(Records from a data source)
- - -

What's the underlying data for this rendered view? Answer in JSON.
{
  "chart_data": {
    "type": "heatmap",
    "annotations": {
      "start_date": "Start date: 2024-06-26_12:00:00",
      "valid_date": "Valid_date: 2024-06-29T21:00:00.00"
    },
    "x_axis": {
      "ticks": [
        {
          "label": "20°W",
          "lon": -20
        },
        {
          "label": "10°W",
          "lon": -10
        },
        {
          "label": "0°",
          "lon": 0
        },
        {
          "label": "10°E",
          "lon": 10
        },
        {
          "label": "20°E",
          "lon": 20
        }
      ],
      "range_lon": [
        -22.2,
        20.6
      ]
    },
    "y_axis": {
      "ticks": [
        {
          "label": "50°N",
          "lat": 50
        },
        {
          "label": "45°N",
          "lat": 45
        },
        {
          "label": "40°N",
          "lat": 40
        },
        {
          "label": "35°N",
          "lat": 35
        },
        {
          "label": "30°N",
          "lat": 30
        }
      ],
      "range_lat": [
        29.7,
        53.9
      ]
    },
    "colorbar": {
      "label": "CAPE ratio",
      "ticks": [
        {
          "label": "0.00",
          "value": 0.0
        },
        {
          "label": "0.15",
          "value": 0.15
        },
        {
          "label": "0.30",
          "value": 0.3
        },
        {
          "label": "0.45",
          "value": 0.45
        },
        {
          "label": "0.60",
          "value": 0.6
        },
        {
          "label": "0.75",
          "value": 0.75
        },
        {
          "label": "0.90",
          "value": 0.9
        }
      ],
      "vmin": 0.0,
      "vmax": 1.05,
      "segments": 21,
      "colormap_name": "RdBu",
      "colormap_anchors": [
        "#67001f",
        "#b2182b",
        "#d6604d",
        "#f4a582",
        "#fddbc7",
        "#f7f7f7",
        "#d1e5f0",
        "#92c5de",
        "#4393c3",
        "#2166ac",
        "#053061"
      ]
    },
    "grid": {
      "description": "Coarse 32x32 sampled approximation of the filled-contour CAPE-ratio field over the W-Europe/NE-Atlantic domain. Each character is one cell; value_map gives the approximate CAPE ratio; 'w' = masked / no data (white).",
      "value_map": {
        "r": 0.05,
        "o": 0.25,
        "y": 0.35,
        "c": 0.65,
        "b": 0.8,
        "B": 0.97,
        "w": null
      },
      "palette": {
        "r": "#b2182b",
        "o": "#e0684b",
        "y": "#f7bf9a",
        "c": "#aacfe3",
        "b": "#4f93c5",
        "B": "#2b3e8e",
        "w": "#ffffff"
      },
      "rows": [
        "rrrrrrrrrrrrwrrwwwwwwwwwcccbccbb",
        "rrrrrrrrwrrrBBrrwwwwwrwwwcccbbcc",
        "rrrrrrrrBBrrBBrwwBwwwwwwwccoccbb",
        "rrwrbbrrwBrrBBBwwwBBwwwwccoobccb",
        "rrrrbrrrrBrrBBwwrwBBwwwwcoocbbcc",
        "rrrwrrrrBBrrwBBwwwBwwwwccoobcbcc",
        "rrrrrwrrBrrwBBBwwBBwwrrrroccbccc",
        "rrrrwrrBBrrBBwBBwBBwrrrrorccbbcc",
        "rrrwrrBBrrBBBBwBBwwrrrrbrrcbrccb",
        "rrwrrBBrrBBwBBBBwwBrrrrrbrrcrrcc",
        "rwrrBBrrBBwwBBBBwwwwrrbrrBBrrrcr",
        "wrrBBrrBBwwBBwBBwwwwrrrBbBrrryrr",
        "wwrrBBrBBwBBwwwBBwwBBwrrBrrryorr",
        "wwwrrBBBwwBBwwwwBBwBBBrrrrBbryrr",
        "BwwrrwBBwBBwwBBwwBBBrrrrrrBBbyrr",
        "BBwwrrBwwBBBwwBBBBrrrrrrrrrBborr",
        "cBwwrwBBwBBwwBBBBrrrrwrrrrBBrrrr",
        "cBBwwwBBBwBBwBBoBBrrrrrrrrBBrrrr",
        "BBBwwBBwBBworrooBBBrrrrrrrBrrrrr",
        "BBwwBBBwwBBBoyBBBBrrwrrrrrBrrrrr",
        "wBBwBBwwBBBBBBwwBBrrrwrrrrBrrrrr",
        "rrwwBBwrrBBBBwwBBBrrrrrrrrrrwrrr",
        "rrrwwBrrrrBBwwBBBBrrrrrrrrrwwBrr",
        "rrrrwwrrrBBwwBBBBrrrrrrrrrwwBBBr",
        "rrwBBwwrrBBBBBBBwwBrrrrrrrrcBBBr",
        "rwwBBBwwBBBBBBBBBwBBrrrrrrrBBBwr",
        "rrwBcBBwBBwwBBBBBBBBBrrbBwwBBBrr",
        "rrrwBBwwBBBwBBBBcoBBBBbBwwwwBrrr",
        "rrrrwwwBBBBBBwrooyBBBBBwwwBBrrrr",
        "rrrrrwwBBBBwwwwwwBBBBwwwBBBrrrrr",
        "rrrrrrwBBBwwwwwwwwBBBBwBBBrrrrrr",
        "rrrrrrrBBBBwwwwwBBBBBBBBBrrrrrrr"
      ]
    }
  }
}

- - -

Reproduce the material verbatim, line by line.

What's the underlying data for this rendered view? Answer in JSON.
{
  "chart_data": {
    "type": "heatmap",
    "annotations": {
      "start_date": "Start date: 2024-06-26_12:00:00",
      "valid_date": "Valid_date: 2024-06-29T21:00:00.00"
    },
    "x_axis": {
      "ticks": [
        {
          "label": "20°W",
          "lon": -20
        },
        {
          "label": "10°W",
          "lon": -10
        },
        {
          "label": "0°",
          "lon": 0
        },
        {
          "label": "10°E",
          "lon": 10
        },
        {
          "label": "20°E",
          "lon": 20
        }
      ],
      "range_lon": [
        -22.2,
        20.6
      ]
    },
    "y_axis": {
      "ticks": [
        {
          "label": "50°N",
          "lat": 50
        },
        {
          "label": "45°N",
          "lat": 45
        },
        {
          "label": "40°N",
          "lat": 40
        },
        {
          "label": "35°N",
          "lat": 35
        },
        {
          "label": "30°N",
          "lat": 30
        }
      ],
      "range_lat": [
        29.7,
        53.9
      ]
    },
    "colorbar": {
      "label": "CAPE ratio",
      "ticks": [
        {
          "label": "0.00",
          "value": 0.0
        },
        {
          "label": "0.15",
          "value": 0.15
        },
        {
          "label": "0.30",
          "value": 0.3
        },
        {
          "label": "0.45",
          "value": 0.45
        },
        {
          "label": "0.60",
          "value": 0.6
        },
        {
          "label": "0.75",
          "value": 0.75
        },
        {
          "label": "0.90",
          "value": 0.9
        }
      ],
      "vmin": 0.0,
      "vmax": 1.05,
      "segments": 21,
      "colormap_name": "RdBu",
      "colormap_anchors": [
        "#67001f",
        "#b2182b",
        "#d6604d",
        "#f4a582",
        "#fddbc7",
        "#f7f7f7",
        "#d1e5f0",
        "#92c5de",
        "#4393c3",
        "#2166ac",
        "#053061"
      ]
    },
    "grid": {
      "description": "Coarse 32x32 sampled approximation of the filled-contour CAPE-ratio field over the W-Europe/NE-Atlantic domain. Each character is one cell; value_map gives the approximate CAPE ratio; 'w' = masked / no data (white).",
      "value_map": {
        "r": 0.05,
        "o": 0.25,
        "y": 0.35,
        "c": 0.65,
        "b": 0.8,
        "B": 0.97,
        "w": null
      },
      "palette": {
        "r": "#b2182b",
        "o": "#e0684b",
        "y": "#f7bf9a",
        "c": "#aacfe3",
        "b": "#4f93c5",
        "B": "#2b3e8e",
        "w": "#ffffff"
      },
      "rows": [
        "rrrrrrrrrrrrwrrwwwwwwwwwcccbccbb",
        "rrrrrrrrwrrrBBrrwwwwwrwwwcccbbcc",
        "rrrrrrrrBBrrBBrwwBwwwwwwwccoccbb",
        "rrwrbbrrwBrrBBBwwwBBwwwwccoobccb",
        "rrrrbrrrrBrrBBwwrwBBwwwwcoocbbcc",
        "rrrwrrrrBBrrwBBwwwBwwwwccoobcbcc",
        "rrrrrwrrBrrwBBBwwBBwwrrrroccbccc",
        "rrrrwrrBBrrBBwBBwBBwrrrrorccbbcc",
        "rrrwrrBBrrBBBBwBBwwrrrrbrrcbrccb",
        "rrwrrBBrrBBwBBBBwwBrrrrrbrrcrrcc",
        "rwrrBBrrBBwwBBBBwwwwrrbrrBBrrrcr",
        "wrrBBrrBBwwBBwBBwwwwrrrBbBrrryrr",
        "wwrrBBrBBwBBwwwBBwwBBwrrBrrryorr",
        "wwwrrBBBwwBBwwwwBBwBBBrrrrBbryrr",
        "BwwrrwBBwBBwwBBwwBBBrrrrrrBBbyrr",
        "BBwwrrBwwBBBwwBBBBrrrrrrrrrBborr",
        "cBwwrwBBwBBwwBBBBrrrrwrrrrBBrrrr",
        "cBBwwwBBBwBBwBBoBBrrrrrrrrBBrrrr",
        "BBBwwBBwBBworrooBBBrrrrrrrBrrrrr",
        "BBwwBBBwwBBBoyBBBBrrwrrrrrBrrrrr",
        "wBBwBBwwBBBBBBwwBBrrrwrrrrBrrrrr",
        "rrwwBBwrrBBBBwwBBBrrrrrrrrrrwrrr",
        "rrrwwBrrrrBBwwBBBBrrrrrrrrrwwBrr",
        "rrrrwwrrrBBwwBBBBrrrrrrrrrwwBBBr",
        "rrwBBwwrrBBBBBBBwwBrrrrrrrrcBBBr",
        "rwwBBBwwBBBBBBBBBwBBrrrrrrrBBBwr",
        "rrwBcBBwBBwwBBBBBBBBBrrbBwwBBBrr",
        "rrrwBBwwBBBwBBBBcoBBBBbBwwwwBrrr",
        "rrrrwwwBBBBBBwrooyBBBBBwwwBBrrrr",
        "rrrrrwwBBBBwwwwwwBBBBwwwBBBrrrrr",
        "rrrrrrwBBBwwwwwwwwBBBBwBBBrrrrrr",
        "rrrrrrrBBBBwwwwwBBBBBBBBBrrrrrrr"
      ]
    }
  }
}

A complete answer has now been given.